**What the exercise asks**
Check each line of the material below for the string "recibido", then report how many lines have it, and nothing else.
Begin Data extract
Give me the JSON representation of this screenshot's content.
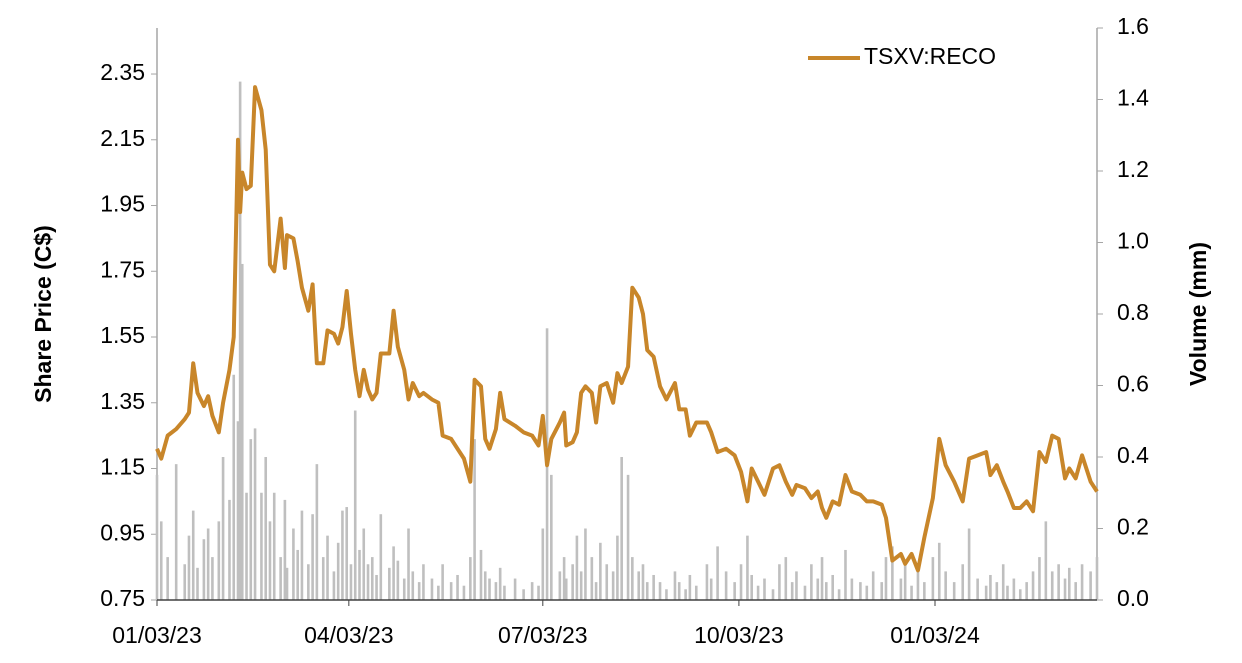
{
  "chart_data": {
    "type": "line",
    "ylabel": "Share Price (C$)",
    "y2label": "Volume (mm)",
    "xlim": [
      "01/03/23",
      "03/19/24"
    ],
    "xticks": [
      "01/03/23",
      "04/03/23",
      "07/03/23",
      "10/03/23",
      "01/03/24"
    ],
    "ylim": [
      0.75,
      2.49
    ],
    "yticks": [
      0.75,
      0.95,
      1.15,
      1.35,
      1.55,
      1.75,
      1.95,
      2.15,
      2.35
    ],
    "y2lim": [
      0,
      1.6
    ],
    "y2ticks": [
      {
        "value": 0,
        "label": "0.0"
      },
      0.2,
      0.4,
      0.6,
      0.8,
      {
        "value": 1,
        "label": "1.0"
      },
      1.2,
      1.4,
      1.6
    ],
    "legend": "upper right",
    "x": [
      "01/03/23",
      "01/05/23",
      "01/08/23",
      "01/12/23",
      "01/16/23",
      "01/18/23",
      "01/20/23",
      "01/22/23",
      "01/25/23",
      "01/27/23",
      "01/29/23",
      "02/01/23",
      "02/03/23",
      "02/06/23",
      "02/08/23",
      "02/10/23",
      "02/11/23",
      "02/12/23",
      "02/14/23",
      "02/16/23",
      "02/18/23",
      "02/21/23",
      "02/23/23",
      "02/25/23",
      "02/27/23",
      "03/02/23",
      "03/04/23",
      "03/05/23",
      "03/08/23",
      "03/10/23",
      "03/12/23",
      "03/15/23",
      "03/17/23",
      "03/19/23",
      "03/22/23",
      "03/24/23",
      "03/27/23",
      "03/29/23",
      "03/31/23",
      "04/02/23",
      "04/04/23",
      "04/06/23",
      "04/08/23",
      "04/10/23",
      "04/12/23",
      "04/14/23",
      "04/16/23",
      "04/18/23",
      "04/22/23",
      "04/24/23",
      "04/26/23",
      "04/29/23",
      "05/01/23",
      "05/03/23",
      "05/06/23",
      "05/08/23",
      "05/12/23",
      "05/15/23",
      "05/17/23",
      "05/21/23",
      "05/24/23",
      "05/27/23",
      "05/30/23",
      "06/01/23",
      "06/04/23",
      "06/06/23",
      "06/08/23",
      "06/11/23",
      "06/13/23",
      "06/15/23",
      "06/20/23",
      "06/24/23",
      "06/28/23",
      "07/01/23",
      "07/03/23",
      "07/05/23",
      "07/07/23",
      "07/11/23",
      "07/13/23",
      "07/14/23",
      "07/17/23",
      "07/19/23",
      "07/21/23",
      "07/23/23",
      "07/26/23",
      "07/28/23",
      "07/30/23",
      "08/02/23",
      "08/05/23",
      "08/07/23",
      "08/09/23",
      "08/12/23",
      "08/14/23",
      "08/17/23",
      "08/19/23",
      "08/21/23",
      "08/24/23",
      "08/27/23",
      "08/30/23",
      "09/03/23",
      "09/05/23",
      "09/08/23",
      "09/10/23",
      "09/13/23",
      "09/18/23",
      "09/20/23",
      "09/23/23",
      "09/27/23",
      "10/01/23",
      "10/04/23",
      "10/07/23",
      "10/09/23",
      "10/12/23",
      "10/15/23",
      "10/19/23",
      "10/22/23",
      "10/25/23",
      "10/28/23",
      "10/30/23",
      "11/03/23",
      "11/06/23",
      "11/09/23",
      "11/11/23",
      "11/13/23",
      "11/16/23",
      "11/19/23",
      "11/22/23",
      "11/25/23",
      "11/29/23",
      "12/02/23",
      "12/05/23",
      "12/09/23",
      "12/11/23",
      "12/14/23",
      "12/18/23",
      "12/20/23",
      "12/23/23",
      "12/26/23",
      "12/29/23",
      "01/02/24",
      "01/05/24",
      "01/08/24",
      "01/12/24",
      "01/16/24",
      "01/19/24",
      "01/23/24",
      "01/27/24",
      "01/29/24",
      "02/01/24",
      "02/04/24",
      "02/06/24",
      "02/09/24",
      "02/12/24",
      "02/15/24",
      "02/18/24",
      "02/21/24",
      "02/24/24",
      "02/27/24",
      "03/01/24",
      "03/04/24",
      "03/06/24",
      "03/09/24",
      "03/12/24",
      "03/16/24",
      "03/19/24"
    ],
    "series": [
      {
        "type": "bar",
        "axis": "y2",
        "color": "#bfbfbf",
        "values": [
          0.35,
          0.22,
          0.12,
          0.38,
          0.1,
          0.18,
          0.25,
          0.09,
          0.17,
          0.2,
          0.12,
          0.22,
          0.4,
          0.28,
          0.63,
          0.5,
          1.45,
          0.94,
          0.3,
          0.45,
          0.48,
          0.3,
          0.4,
          0.22,
          0.3,
          0.12,
          0.28,
          0.09,
          0.2,
          0.14,
          0.25,
          0.1,
          0.24,
          0.38,
          0.12,
          0.18,
          0.08,
          0.16,
          0.25,
          0.26,
          0.1,
          0.53,
          0.14,
          0.2,
          0.1,
          0.12,
          0.07,
          0.24,
          0.09,
          0.15,
          0.11,
          0.06,
          0.2,
          0.08,
          0.05,
          0.1,
          0.06,
          0.04,
          0.1,
          0.05,
          0.07,
          0.04,
          0.12,
          0.45,
          0.14,
          0.08,
          0.06,
          0.05,
          0.09,
          0.04,
          0.06,
          0.03,
          0.05,
          0.04,
          0.2,
          0.76,
          0.35,
          0.08,
          0.12,
          0.06,
          0.1,
          0.18,
          0.08,
          0.2,
          0.12,
          0.05,
          0.16,
          0.1,
          0.08,
          0.18,
          0.4,
          0.35,
          0.12,
          0.08,
          0.1,
          0.05,
          0.07,
          0.05,
          0.03,
          0.08,
          0.05,
          0.03,
          0.07,
          0.04,
          0.1,
          0.06,
          0.15,
          0.08,
          0.05,
          0.1,
          0.18,
          0.07,
          0.04,
          0.06,
          0.03,
          0.1,
          0.12,
          0.05,
          0.08,
          0.04,
          0.1,
          0.06,
          0.12,
          0.05,
          0.07,
          0.03,
          0.14,
          0.06,
          0.05,
          0.04,
          0.08,
          0.05,
          0.12,
          0.15,
          0.06,
          0.1,
          0.04,
          0.08,
          0.05,
          0.12,
          0.16,
          0.08,
          0.05,
          0.1,
          0.2,
          0.06,
          0.04,
          0.07,
          0.05,
          0.1,
          0.04,
          0.06,
          0.03,
          0.05,
          0.08,
          0.12,
          0.22,
          0.08,
          0.1,
          0.06,
          0.09,
          0.05,
          0.1,
          0.08,
          0.12
        ]
      },
      {
        "type": "line",
        "name": "TSXV:RECO",
        "color": "#c8862a",
        "values": [
          1.21,
          1.18,
          1.25,
          1.27,
          1.3,
          1.32,
          1.47,
          1.38,
          1.34,
          1.37,
          1.31,
          1.26,
          1.35,
          1.45,
          1.55,
          2.15,
          1.93,
          2.05,
          2.0,
          2.01,
          2.31,
          2.24,
          2.12,
          1.77,
          1.75,
          1.91,
          1.76,
          1.86,
          1.85,
          1.78,
          1.7,
          1.63,
          1.71,
          1.47,
          1.47,
          1.57,
          1.56,
          1.53,
          1.58,
          1.69,
          1.56,
          1.45,
          1.37,
          1.45,
          1.39,
          1.36,
          1.38,
          1.5,
          1.5,
          1.63,
          1.52,
          1.45,
          1.36,
          1.41,
          1.37,
          1.38,
          1.36,
          1.35,
          1.25,
          1.24,
          1.21,
          1.18,
          1.11,
          1.42,
          1.4,
          1.24,
          1.21,
          1.27,
          1.38,
          1.3,
          1.28,
          1.26,
          1.25,
          1.22,
          1.31,
          1.16,
          1.24,
          1.29,
          1.32,
          1.22,
          1.23,
          1.26,
          1.38,
          1.4,
          1.38,
          1.29,
          1.4,
          1.41,
          1.35,
          1.44,
          1.41,
          1.46,
          1.7,
          1.67,
          1.62,
          1.51,
          1.49,
          1.4,
          1.36,
          1.41,
          1.33,
          1.33,
          1.25,
          1.29,
          1.29,
          1.26,
          1.2,
          1.21,
          1.19,
          1.14,
          1.05,
          1.15,
          1.11,
          1.07,
          1.15,
          1.16,
          1.11,
          1.07,
          1.1,
          1.09,
          1.06,
          1.08,
          1.03,
          1.0,
          1.05,
          1.04,
          1.13,
          1.08,
          1.07,
          1.05,
          1.05,
          1.04,
          1.0,
          0.87,
          0.89,
          0.86,
          0.89,
          0.84,
          0.94,
          1.06,
          1.24,
          1.16,
          1.11,
          1.05,
          1.18,
          1.19,
          1.2,
          1.13,
          1.16,
          1.11,
          1.08,
          1.03,
          1.03,
          1.05,
          1.02,
          1.2,
          1.17,
          1.25,
          1.24,
          1.12,
          1.15,
          1.12,
          1.19,
          1.11,
          1.08
        ]
      }
    ]
  }
}
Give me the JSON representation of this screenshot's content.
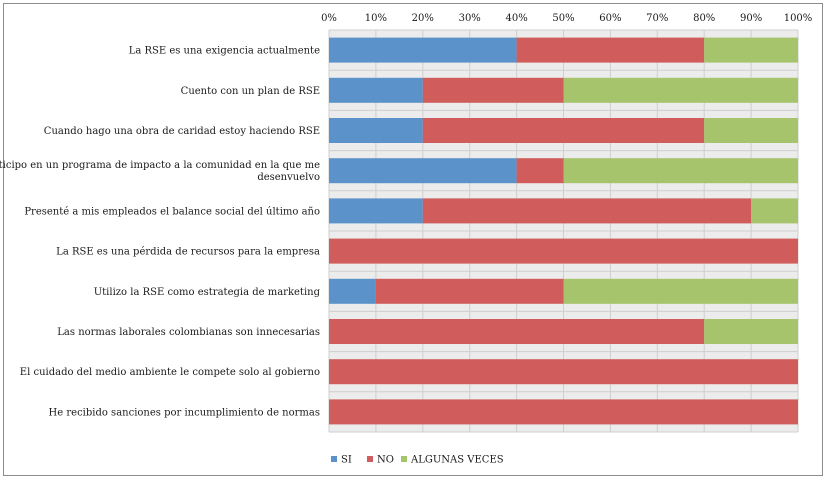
{
  "chart_data": {
    "type": "bar",
    "orientation": "horizontal",
    "stacked": "percent",
    "categories": [
      "La RSE es una exigencia actualmente",
      "Cuento con un plan de RSE",
      "Cuando hago una obra de caridad estoy haciendo RSE",
      "Participo en un programa de impacto a la comunidad en la que me desenvuelvo",
      "Presenté a mis empleados el balance social del último año",
      "La RSE es una pérdida de recursos para la empresa",
      "Utilizo la RSE como estrategia de marketing",
      "Las normas laborales colombianas son innecesarias",
      "El cuidado del medio ambiente le compete solo al gobierno",
      "He recibido sanciones por incumplimiento de normas"
    ],
    "category_lines": [
      [
        "La RSE es una exigencia actualmente"
      ],
      [
        "Cuento con un plan de RSE"
      ],
      [
        "Cuando hago una obra de caridad estoy haciendo RSE"
      ],
      [
        "Participo en un programa de impacto a la comunidad en la que me",
        "desenvuelvo"
      ],
      [
        "Presenté a mis empleados el balance social del último año"
      ],
      [
        "La RSE es una pérdida de recursos para la empresa"
      ],
      [
        "Utilizo la RSE como estrategia de marketing"
      ],
      [
        "Las normas laborales colombianas son innecesarias"
      ],
      [
        "El cuidado del medio ambiente le compete solo al gobierno"
      ],
      [
        "He recibido sanciones por incumplimiento de normas"
      ]
    ],
    "series": [
      {
        "name": "SI",
        "color": "#5b92c9",
        "values": [
          40,
          20,
          20,
          40,
          20,
          0,
          10,
          0,
          0,
          0
        ]
      },
      {
        "name": "NO",
        "color": "#d05d5b",
        "values": [
          40,
          30,
          60,
          10,
          70,
          100,
          40,
          80,
          100,
          100
        ]
      },
      {
        "name": "ALGUNAS VECES",
        "color": "#a5c46b",
        "values": [
          20,
          50,
          20,
          50,
          10,
          0,
          50,
          20,
          0,
          0
        ]
      }
    ],
    "xticks": [
      "0%",
      "10%",
      "20%",
      "30%",
      "40%",
      "50%",
      "60%",
      "70%",
      "80%",
      "90%",
      "100%"
    ],
    "xlim": [
      0,
      100
    ],
    "title": "",
    "xlabel": "",
    "ylabel": "",
    "grid": true,
    "legend_position": "bottom",
    "plot_background": "#ececec"
  }
}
End Data extract
**In response**
2